(SHORT TASK 1) Count the lines in the records below that contain the string "panel", and give only that number.

start READING TEXT

Georgia Football: Nick Chubb vs. Herschel and Mark Richt’s Hot Seat, Storylines I Don’t Have to Write About
As the token I’m-not-really-writing-about-football-anymore-but-I’m-gonna-write-about-football guy here, let me tell you about the 10 storylines I’m ecstatic to not cover this August.
10. Mark Richt’s Hot Seat: Guess what. That sumbitch hot every year. It doesn’t cool off when other teams win. It doesn’t cool off when the Brinks truck backs up to pay assistants. It doesn’t matter.
9. Nick Chubb vs. Herschel Walker: Nick Chubb isn’t Herschel Walker. And that’s fine. Because Herschel Walker may be a lot of people, but he’s not Nick Chubb. Next.
8. Jeremy Pruitt’s Second Year: Units get better with continual work. That’s it. They also get better when playing with the players recruited by the coordinator. That’s also it. Need I say more?
7. Georgia Went Swimming Today: That’s gonna happen. When it does, you’ll see big boys jumping off diving boards. Mark Richt will do a backflip and there will be a picture of it. #RichtPics
6. Pass Rushers 4 Dayz: Leonard Floyd. Jordan Jenkins. Lorenzo Carter. Leonard Jenkins. Jordan Carter. Lorenzo Floyd. Jordan Floyd. Lorenzo Jenkins. Leonard Carter. Georgia has so many big, rangy, athletic pass-rushers. They were good last year and some were good the year before that and even the year before that. But will they be good this year? Only time will tell…
5. Hurt Player X (or Y or Z)’s Long Road Back: Tell me more about how it’s difficult to come back from a major knee injury. I was unaware.

end READING TEXT
start AVAILABLE RECORDS

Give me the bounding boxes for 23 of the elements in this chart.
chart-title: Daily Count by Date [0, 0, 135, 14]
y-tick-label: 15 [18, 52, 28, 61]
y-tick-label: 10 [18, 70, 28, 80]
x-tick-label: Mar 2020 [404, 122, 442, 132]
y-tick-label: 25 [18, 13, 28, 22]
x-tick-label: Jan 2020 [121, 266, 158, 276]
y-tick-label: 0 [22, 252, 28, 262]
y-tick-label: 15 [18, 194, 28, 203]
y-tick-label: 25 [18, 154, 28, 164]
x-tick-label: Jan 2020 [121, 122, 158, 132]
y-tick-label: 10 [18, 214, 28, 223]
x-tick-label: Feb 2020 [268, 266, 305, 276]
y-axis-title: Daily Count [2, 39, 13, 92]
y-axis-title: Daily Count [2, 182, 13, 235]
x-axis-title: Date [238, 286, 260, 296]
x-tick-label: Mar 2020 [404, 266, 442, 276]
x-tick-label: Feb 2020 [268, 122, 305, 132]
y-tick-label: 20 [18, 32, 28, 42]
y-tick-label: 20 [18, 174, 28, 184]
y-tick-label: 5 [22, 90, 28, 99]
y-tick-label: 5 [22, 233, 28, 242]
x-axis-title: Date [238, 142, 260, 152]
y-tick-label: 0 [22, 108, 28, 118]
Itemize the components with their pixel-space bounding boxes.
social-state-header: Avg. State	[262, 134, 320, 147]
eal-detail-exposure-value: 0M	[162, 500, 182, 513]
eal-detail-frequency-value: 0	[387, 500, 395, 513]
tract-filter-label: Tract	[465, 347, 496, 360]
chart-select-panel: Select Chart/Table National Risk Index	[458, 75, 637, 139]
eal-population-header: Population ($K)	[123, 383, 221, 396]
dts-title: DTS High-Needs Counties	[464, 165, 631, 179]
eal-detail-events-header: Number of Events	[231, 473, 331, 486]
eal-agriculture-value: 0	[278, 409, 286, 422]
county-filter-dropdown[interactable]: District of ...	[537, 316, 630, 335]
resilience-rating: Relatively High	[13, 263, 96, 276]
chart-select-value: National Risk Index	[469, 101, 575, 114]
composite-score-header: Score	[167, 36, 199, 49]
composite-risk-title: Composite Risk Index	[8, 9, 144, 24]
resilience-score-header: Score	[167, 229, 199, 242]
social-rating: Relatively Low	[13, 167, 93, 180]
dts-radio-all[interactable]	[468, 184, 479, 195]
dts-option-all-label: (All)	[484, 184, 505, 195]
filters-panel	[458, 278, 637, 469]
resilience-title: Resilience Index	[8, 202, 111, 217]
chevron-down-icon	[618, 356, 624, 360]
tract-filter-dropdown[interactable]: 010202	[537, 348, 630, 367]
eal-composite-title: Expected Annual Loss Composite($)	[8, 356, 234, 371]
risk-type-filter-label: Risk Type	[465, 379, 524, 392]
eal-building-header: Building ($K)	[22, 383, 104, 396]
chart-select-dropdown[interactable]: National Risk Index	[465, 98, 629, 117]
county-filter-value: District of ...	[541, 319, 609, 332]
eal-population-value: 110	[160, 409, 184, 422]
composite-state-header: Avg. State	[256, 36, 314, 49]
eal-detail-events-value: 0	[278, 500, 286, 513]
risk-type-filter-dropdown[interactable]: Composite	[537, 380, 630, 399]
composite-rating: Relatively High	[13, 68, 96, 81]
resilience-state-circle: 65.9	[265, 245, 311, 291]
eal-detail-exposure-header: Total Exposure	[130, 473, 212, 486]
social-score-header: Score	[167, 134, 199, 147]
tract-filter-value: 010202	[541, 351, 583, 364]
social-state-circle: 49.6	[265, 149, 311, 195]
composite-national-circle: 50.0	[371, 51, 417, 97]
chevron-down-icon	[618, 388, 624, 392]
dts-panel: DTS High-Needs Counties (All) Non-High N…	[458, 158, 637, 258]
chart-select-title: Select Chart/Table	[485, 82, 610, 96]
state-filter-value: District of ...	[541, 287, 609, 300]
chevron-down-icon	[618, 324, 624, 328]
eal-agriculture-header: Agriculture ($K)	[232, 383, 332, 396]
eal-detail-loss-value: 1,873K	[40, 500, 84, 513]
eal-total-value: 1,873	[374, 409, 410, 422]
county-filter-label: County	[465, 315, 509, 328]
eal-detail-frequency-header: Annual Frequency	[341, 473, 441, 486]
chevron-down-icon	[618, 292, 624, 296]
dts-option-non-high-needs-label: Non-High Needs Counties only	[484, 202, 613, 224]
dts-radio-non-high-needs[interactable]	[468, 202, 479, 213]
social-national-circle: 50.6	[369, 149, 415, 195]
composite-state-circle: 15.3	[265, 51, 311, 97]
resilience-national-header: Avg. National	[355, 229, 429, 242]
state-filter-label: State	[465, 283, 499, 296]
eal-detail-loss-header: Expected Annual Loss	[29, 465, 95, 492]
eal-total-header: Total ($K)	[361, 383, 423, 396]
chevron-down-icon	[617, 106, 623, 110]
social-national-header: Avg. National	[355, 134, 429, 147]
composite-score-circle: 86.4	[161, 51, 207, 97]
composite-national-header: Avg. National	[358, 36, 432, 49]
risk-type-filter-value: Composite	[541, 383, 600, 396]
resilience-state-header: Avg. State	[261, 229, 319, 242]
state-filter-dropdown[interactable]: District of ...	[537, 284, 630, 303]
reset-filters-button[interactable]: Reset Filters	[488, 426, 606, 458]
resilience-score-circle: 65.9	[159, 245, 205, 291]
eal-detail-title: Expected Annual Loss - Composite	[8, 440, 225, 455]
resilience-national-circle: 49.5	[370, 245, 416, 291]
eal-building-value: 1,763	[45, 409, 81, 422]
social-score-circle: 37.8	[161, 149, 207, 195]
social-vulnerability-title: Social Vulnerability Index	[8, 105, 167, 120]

end AVAILABLE RECORDS

(SHORT TASK 2) Rewrite the stretch of the Georgia football piece from "10. Mark Richt’s" through "I say more?", changing "Brinks truck" to "armored truck".

(WORKED SOLUTION 1) 3

(WORKED SOLUTION 2)
10. Mark Richt’s Hot Seat: Guess what. That sumbitch hot every year. It doesn’t cool off when other teams win. It doesn’t cool off when the armored truck backs up to pay assistants. It doesn’t matter.
9. Nick Chubb vs. Herschel Walker: Nick Chubb isn’t Herschel Walker. And that’s fine. Because Herschel Walker may be a lot of people, but he’s not Nick Chubb. Next.
8. Jeremy Pruitt’s Second Year: Units get better with continual work. That’s it. They also get better when playing with the players recruited by the coordinator. That’s also it. Need I say more?